Task prompt: Reproduce the stretch from the start of the material through the line containing "The slurry pit 25 is at (516, 1244).", swapping "loose house" for "free-stall barn" and keeping everything else the same. Omit the pictures.

Provided data:
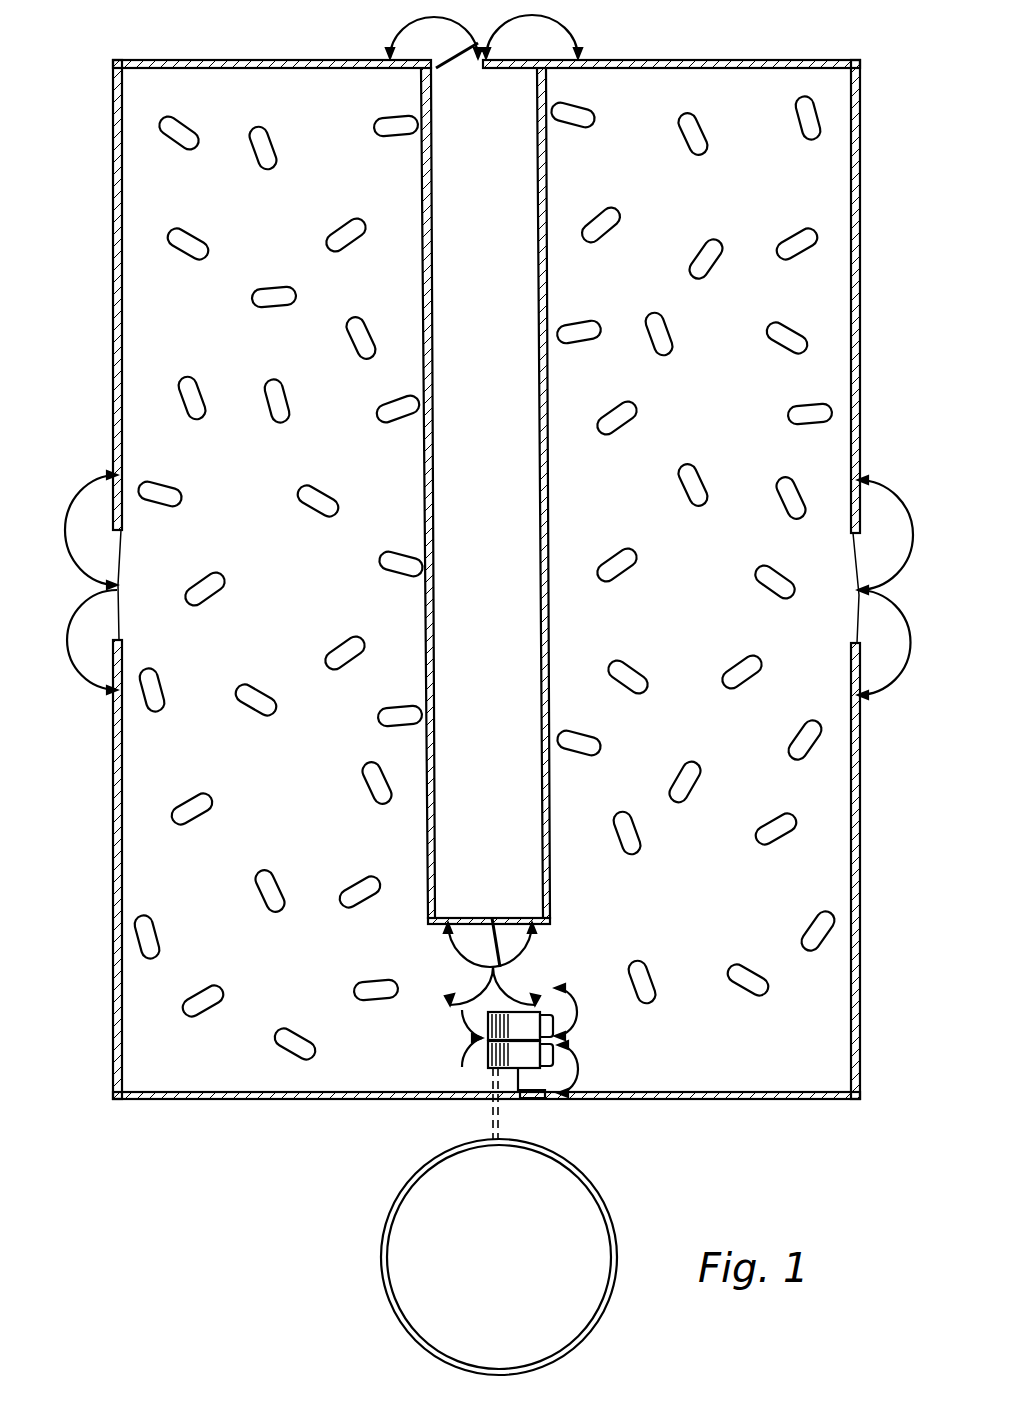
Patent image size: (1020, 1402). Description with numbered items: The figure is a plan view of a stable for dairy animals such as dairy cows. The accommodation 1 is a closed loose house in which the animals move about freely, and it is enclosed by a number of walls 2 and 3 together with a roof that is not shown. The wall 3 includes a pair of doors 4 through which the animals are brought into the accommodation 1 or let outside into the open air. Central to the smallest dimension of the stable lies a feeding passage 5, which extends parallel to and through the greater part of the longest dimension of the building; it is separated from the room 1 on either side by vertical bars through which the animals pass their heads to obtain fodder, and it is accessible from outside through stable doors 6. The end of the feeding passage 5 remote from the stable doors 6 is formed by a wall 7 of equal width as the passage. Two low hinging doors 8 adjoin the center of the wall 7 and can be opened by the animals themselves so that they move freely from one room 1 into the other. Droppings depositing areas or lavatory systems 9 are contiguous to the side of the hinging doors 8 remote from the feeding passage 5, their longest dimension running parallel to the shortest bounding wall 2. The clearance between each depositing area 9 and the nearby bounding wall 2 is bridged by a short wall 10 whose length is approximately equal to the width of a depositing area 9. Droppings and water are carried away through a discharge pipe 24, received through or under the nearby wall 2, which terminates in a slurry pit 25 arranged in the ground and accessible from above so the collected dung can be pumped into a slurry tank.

The accommodation 1 is at (296, 599).
The wall 2 is at (297, 68).
The wall 3 is at (855, 377).
The doors 4 is at (857, 603).
The feeding passage 5 is at (497, 569).
The stable doors 6 is at (452, 70).
The wall 7 is at (464, 918).
The hinging doors 8 is at (492, 938).
The depositing areas 9 is at (543, 995).
The short wall 10 is at (530, 1098).
The discharge pipe 24 is at (490, 1118).
The slurry pit 25 is at (516, 1244).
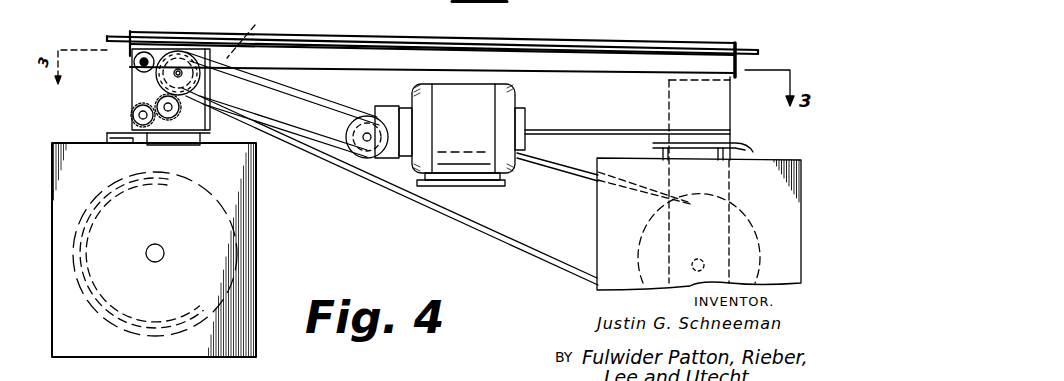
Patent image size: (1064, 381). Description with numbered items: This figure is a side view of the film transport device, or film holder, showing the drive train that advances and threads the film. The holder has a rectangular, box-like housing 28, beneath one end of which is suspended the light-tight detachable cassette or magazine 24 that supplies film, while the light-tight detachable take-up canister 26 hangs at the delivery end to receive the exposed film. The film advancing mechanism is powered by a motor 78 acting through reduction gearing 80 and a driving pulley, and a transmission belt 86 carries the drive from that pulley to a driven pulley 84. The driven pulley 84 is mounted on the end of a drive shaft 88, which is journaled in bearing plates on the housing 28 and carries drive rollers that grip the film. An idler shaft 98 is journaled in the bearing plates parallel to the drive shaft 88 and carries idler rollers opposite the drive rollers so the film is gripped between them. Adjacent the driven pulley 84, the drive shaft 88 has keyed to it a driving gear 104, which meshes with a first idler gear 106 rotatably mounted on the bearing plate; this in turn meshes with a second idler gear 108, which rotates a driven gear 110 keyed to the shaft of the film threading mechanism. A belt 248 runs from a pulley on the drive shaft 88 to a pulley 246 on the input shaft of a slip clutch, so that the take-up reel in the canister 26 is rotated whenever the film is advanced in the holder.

The detachable cassette or magazine 24 is at (122, 352).
The take-up canister 26 is at (771, 162).
The housing 28 is at (130, 89).
The motor 78 is at (472, 134).
The reduction gearing 80 is at (382, 100).
The driven pulley 84 is at (181, 70).
The transmission belt 86 is at (320, 150).
The drive shaft 88 is at (182, 68).
The idler shaft 98 is at (137, 68).
The driving gear 104 is at (259, 36).
The first idler gear 106 is at (207, 100).
The second idler gear 108 is at (177, 77).
The driven gear 110 is at (131, 114).
The pulley 246 is at (662, 215).
The belt 248 is at (516, 254).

Reply to the task:
Patent image size: (1020, 1402). Description with numbered items: The figure is a plan view of a stable for dairy animals such as dairy cows. The accommodation 1 is a closed free-stall barn in which the animals move about freely, and it is enclosed by a number of walls 2 and 3 together with a roof that is not shown. The wall 3 includes a pair of doors 4 through which the animals are brought into the accommodation 1 or let outside into the open air. Central to the smallest dimension of the stable lies a feeding passage 5, which extends parallel to and through the greater part of the longest dimension of the building; it is separated from the room 1 on either side by vertical bars through which the animals pass their heads to obtain fodder, and it is accessible from outside through stable doors 6. The end of the feeding passage 5 remote from the stable doors 6 is formed by a wall 7 of equal width as the passage. Two low hinging doors 8 adjoin the center of the wall 7 and can be opened by the animals themselves so that they move freely from one room 1 into the other. Droppings depositing areas or lavatory systems 9 are contiguous to the side of the hinging doors 8 remote from the feeding passage 5, their longest dimension running parallel to the shortest bounding wall 2. The clearance between each depositing area 9 and the nearby bounding wall 2 is bridged by a short wall 10 whose length is approximately equal to the width of a depositing area 9. Droppings and water are carried away through a discharge pipe 24, received through or under the nearby wall 2, which terminates in a slurry pit 25 arranged in the ground and accessible from above so the collected dung can be pumped into a slurry tank.

The accommodation 1 is at (296, 599).
The wall 2 is at (297, 68).
The wall 3 is at (855, 377).
The doors 4 is at (857, 603).
The feeding passage 5 is at (497, 569).
The stable doors 6 is at (452, 70).
The wall 7 is at (464, 918).
The hinging doors 8 is at (492, 938).
The depositing areas 9 is at (543, 995).
The short wall 10 is at (530, 1098).
The discharge pipe 24 is at (490, 1118).
The slurry pit 25 is at (516, 1244).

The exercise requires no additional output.